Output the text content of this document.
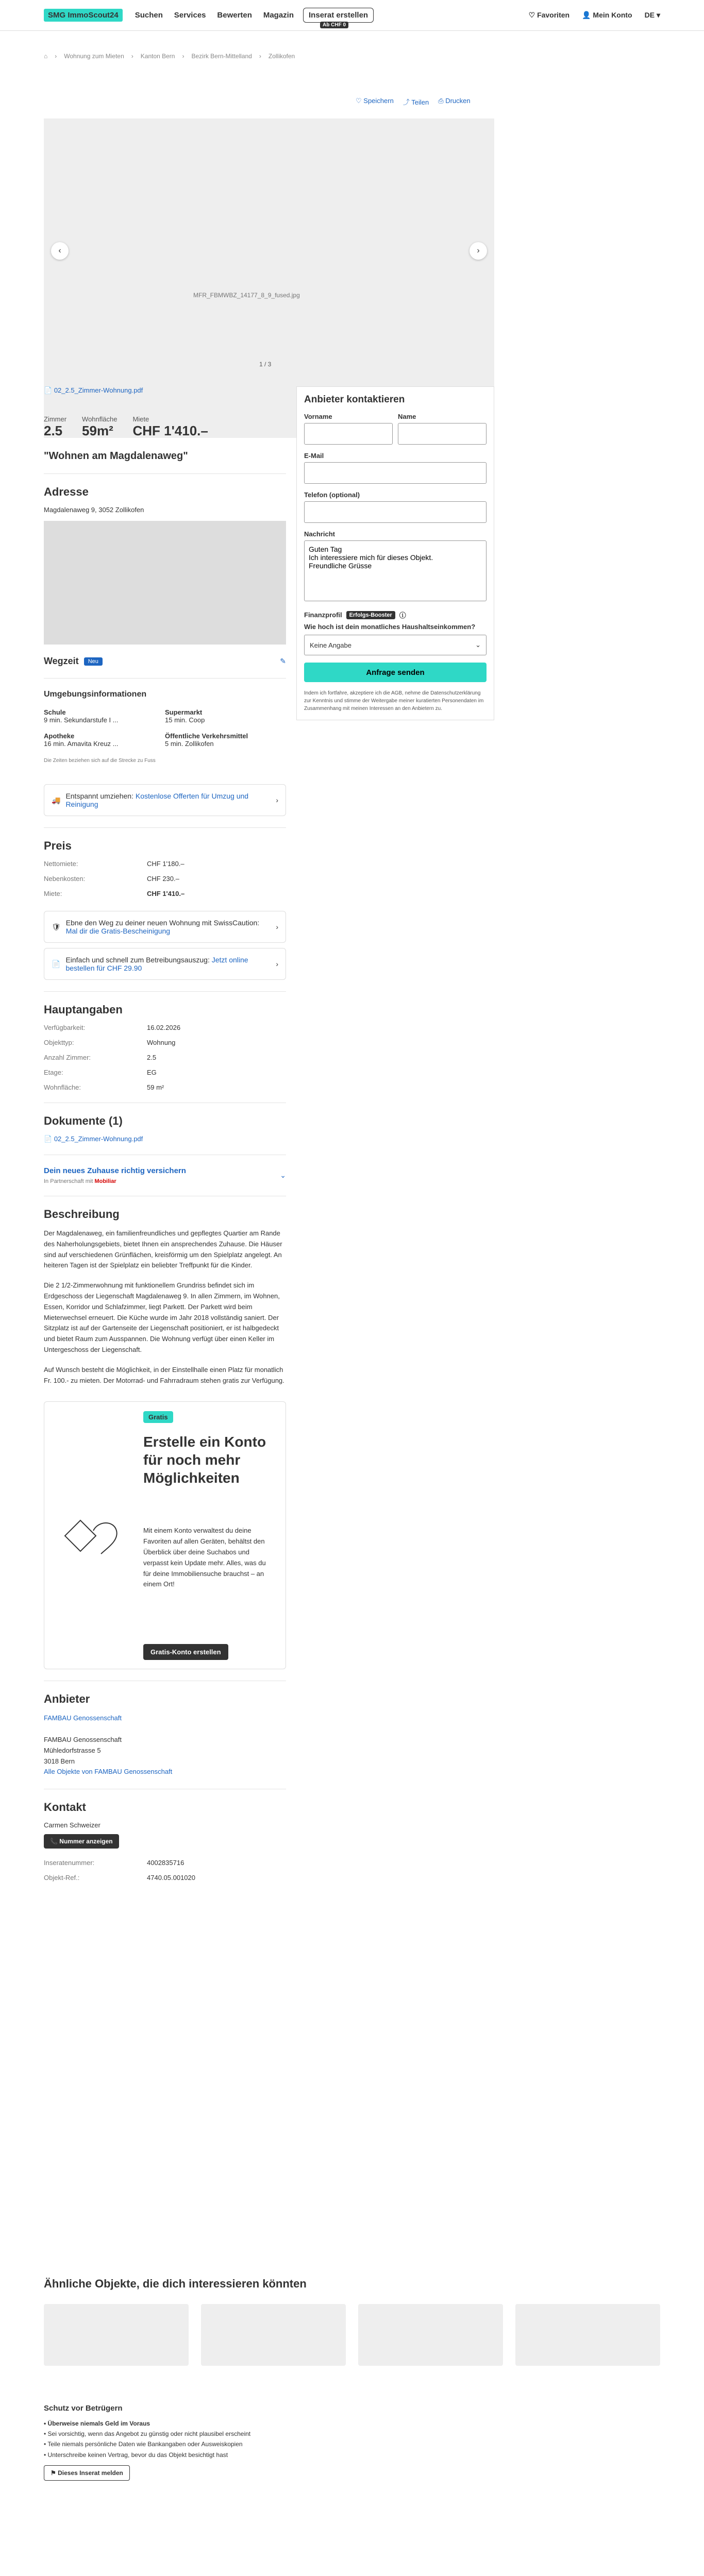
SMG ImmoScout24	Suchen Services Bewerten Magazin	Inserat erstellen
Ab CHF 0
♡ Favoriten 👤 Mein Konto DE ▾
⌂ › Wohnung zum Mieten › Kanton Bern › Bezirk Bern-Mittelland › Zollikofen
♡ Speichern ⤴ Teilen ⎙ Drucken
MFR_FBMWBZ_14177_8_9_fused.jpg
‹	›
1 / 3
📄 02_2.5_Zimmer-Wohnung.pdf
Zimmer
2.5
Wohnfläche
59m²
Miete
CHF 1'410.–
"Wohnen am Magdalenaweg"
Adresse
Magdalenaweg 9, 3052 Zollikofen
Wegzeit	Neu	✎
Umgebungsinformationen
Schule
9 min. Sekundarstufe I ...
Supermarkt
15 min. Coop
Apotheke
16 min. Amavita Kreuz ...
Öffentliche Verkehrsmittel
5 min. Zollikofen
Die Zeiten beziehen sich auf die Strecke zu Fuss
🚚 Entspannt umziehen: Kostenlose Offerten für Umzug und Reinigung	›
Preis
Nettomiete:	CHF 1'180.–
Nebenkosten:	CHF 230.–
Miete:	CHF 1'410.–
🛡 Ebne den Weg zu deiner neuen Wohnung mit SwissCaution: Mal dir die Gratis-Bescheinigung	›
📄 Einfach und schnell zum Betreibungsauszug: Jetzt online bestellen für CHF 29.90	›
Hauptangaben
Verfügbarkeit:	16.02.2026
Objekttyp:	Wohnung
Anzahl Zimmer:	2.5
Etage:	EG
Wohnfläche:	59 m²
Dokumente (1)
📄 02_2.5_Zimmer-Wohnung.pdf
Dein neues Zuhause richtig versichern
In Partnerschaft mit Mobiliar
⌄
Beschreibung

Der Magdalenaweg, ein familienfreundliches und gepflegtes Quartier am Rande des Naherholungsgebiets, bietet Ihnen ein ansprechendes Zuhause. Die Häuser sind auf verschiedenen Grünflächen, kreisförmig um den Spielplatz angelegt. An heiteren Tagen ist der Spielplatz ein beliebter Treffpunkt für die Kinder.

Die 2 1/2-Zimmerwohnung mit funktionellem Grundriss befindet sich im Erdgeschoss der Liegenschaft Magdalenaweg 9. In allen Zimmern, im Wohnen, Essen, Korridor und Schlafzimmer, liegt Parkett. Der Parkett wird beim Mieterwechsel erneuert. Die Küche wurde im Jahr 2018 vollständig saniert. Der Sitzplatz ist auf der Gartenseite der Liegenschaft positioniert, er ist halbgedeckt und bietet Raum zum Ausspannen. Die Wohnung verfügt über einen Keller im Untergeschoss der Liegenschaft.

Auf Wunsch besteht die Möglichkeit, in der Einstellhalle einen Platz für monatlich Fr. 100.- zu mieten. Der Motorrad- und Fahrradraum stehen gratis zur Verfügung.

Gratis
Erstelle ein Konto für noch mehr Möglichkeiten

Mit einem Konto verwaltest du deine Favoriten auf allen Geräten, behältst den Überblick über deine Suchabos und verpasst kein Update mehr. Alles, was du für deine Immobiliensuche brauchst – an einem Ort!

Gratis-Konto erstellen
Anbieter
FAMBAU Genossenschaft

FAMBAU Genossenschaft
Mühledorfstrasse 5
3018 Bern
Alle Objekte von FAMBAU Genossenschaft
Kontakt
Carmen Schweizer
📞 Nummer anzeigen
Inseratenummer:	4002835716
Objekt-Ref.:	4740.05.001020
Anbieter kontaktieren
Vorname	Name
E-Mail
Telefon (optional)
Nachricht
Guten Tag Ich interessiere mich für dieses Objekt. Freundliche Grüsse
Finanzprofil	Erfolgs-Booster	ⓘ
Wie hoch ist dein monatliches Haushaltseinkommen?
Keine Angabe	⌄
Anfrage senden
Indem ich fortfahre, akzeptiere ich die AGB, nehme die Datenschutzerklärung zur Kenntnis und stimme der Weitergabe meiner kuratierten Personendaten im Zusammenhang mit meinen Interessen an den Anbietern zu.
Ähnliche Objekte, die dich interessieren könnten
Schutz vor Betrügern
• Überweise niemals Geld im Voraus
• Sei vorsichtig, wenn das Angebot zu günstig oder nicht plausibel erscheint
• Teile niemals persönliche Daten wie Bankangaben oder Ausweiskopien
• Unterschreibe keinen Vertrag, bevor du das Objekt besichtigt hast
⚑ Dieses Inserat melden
☆ ☆ ☆
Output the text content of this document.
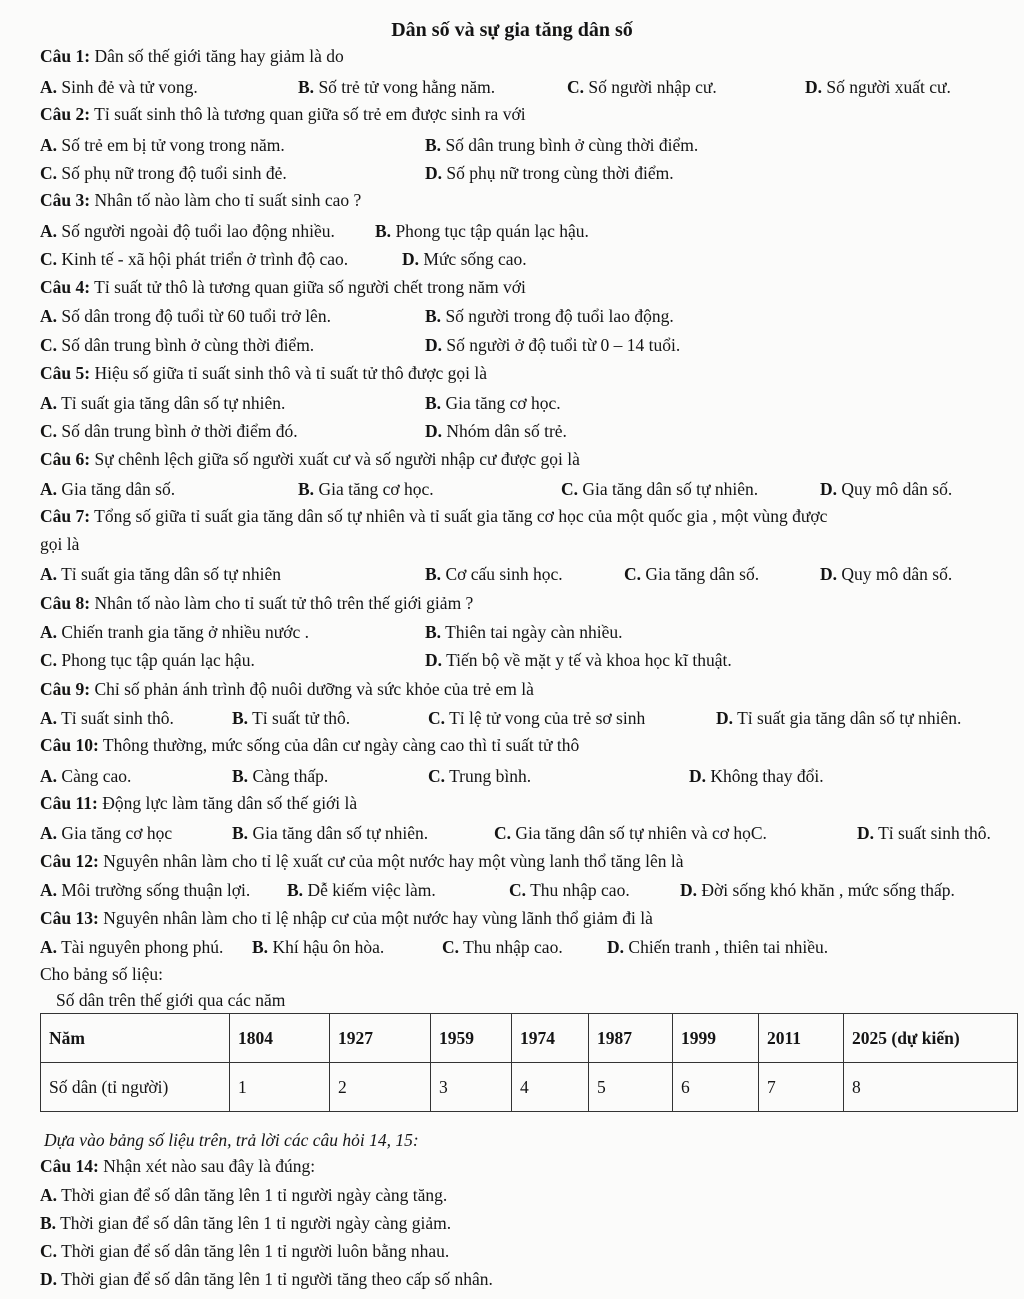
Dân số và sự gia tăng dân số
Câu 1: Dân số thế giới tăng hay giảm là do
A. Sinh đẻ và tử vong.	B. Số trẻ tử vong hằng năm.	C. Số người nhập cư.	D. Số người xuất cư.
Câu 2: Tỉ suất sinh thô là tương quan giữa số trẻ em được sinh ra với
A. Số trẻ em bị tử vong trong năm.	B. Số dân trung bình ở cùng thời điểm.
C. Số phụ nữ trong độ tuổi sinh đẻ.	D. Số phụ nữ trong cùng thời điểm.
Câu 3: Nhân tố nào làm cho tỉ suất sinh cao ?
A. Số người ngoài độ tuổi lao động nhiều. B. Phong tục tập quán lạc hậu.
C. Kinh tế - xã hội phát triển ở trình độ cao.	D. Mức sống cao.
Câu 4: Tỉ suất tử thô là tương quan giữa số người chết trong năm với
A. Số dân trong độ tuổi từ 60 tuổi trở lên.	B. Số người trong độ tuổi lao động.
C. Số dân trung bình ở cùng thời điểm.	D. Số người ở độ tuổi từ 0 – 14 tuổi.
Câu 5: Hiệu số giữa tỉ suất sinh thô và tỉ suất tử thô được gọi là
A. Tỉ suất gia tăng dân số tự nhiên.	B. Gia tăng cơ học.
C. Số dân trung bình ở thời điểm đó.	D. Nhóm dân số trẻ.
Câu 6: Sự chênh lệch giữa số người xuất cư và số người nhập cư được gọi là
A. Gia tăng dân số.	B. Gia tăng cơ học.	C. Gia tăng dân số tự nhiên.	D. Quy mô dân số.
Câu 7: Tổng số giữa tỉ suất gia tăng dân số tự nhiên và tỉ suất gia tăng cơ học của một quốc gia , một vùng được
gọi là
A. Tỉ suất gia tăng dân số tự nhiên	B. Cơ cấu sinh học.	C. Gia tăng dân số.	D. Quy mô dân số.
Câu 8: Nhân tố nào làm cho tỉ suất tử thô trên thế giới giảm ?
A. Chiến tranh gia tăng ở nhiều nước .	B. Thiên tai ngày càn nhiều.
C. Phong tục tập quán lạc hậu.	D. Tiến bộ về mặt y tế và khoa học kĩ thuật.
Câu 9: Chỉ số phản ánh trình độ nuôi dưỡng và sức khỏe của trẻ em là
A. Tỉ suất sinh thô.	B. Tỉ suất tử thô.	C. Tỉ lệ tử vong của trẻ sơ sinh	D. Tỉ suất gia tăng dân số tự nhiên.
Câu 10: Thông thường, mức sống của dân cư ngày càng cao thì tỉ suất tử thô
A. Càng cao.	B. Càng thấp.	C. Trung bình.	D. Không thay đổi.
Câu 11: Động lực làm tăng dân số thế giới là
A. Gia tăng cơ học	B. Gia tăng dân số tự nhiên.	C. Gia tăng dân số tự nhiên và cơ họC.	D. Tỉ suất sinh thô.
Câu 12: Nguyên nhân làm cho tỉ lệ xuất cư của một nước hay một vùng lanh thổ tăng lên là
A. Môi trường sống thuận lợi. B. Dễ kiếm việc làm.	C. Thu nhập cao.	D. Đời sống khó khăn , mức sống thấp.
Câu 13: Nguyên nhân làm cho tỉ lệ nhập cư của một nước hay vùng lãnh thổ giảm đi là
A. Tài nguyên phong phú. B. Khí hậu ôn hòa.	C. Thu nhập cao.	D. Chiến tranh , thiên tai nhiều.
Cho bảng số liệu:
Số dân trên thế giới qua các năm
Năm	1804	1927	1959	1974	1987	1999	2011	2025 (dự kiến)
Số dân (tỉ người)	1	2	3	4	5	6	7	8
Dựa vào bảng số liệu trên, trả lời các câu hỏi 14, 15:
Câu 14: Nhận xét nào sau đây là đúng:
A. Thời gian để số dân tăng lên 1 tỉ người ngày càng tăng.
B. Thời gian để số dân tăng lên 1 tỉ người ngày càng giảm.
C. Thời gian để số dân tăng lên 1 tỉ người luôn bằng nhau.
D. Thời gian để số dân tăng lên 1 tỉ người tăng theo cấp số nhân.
☆ ☆ ☆
- _What the exercise asks_: Copy out each line that contains the word "bình".

- _Written reply_:
A. Số trẻ em bị tử vong trong năm.	B. Số dân trung bình ở cùng thời điểm.
C. Số dân trung bình ở cùng thời điểm.	D. Số người ở độ tuổi từ 0 – 14 tuổi.
C. Số dân trung bình ở thời điểm đó.	D. Nhóm dân số trẻ.
A. Càng cao.	B. Càng thấp.	C. Trung bình.	D. Không thay đổi.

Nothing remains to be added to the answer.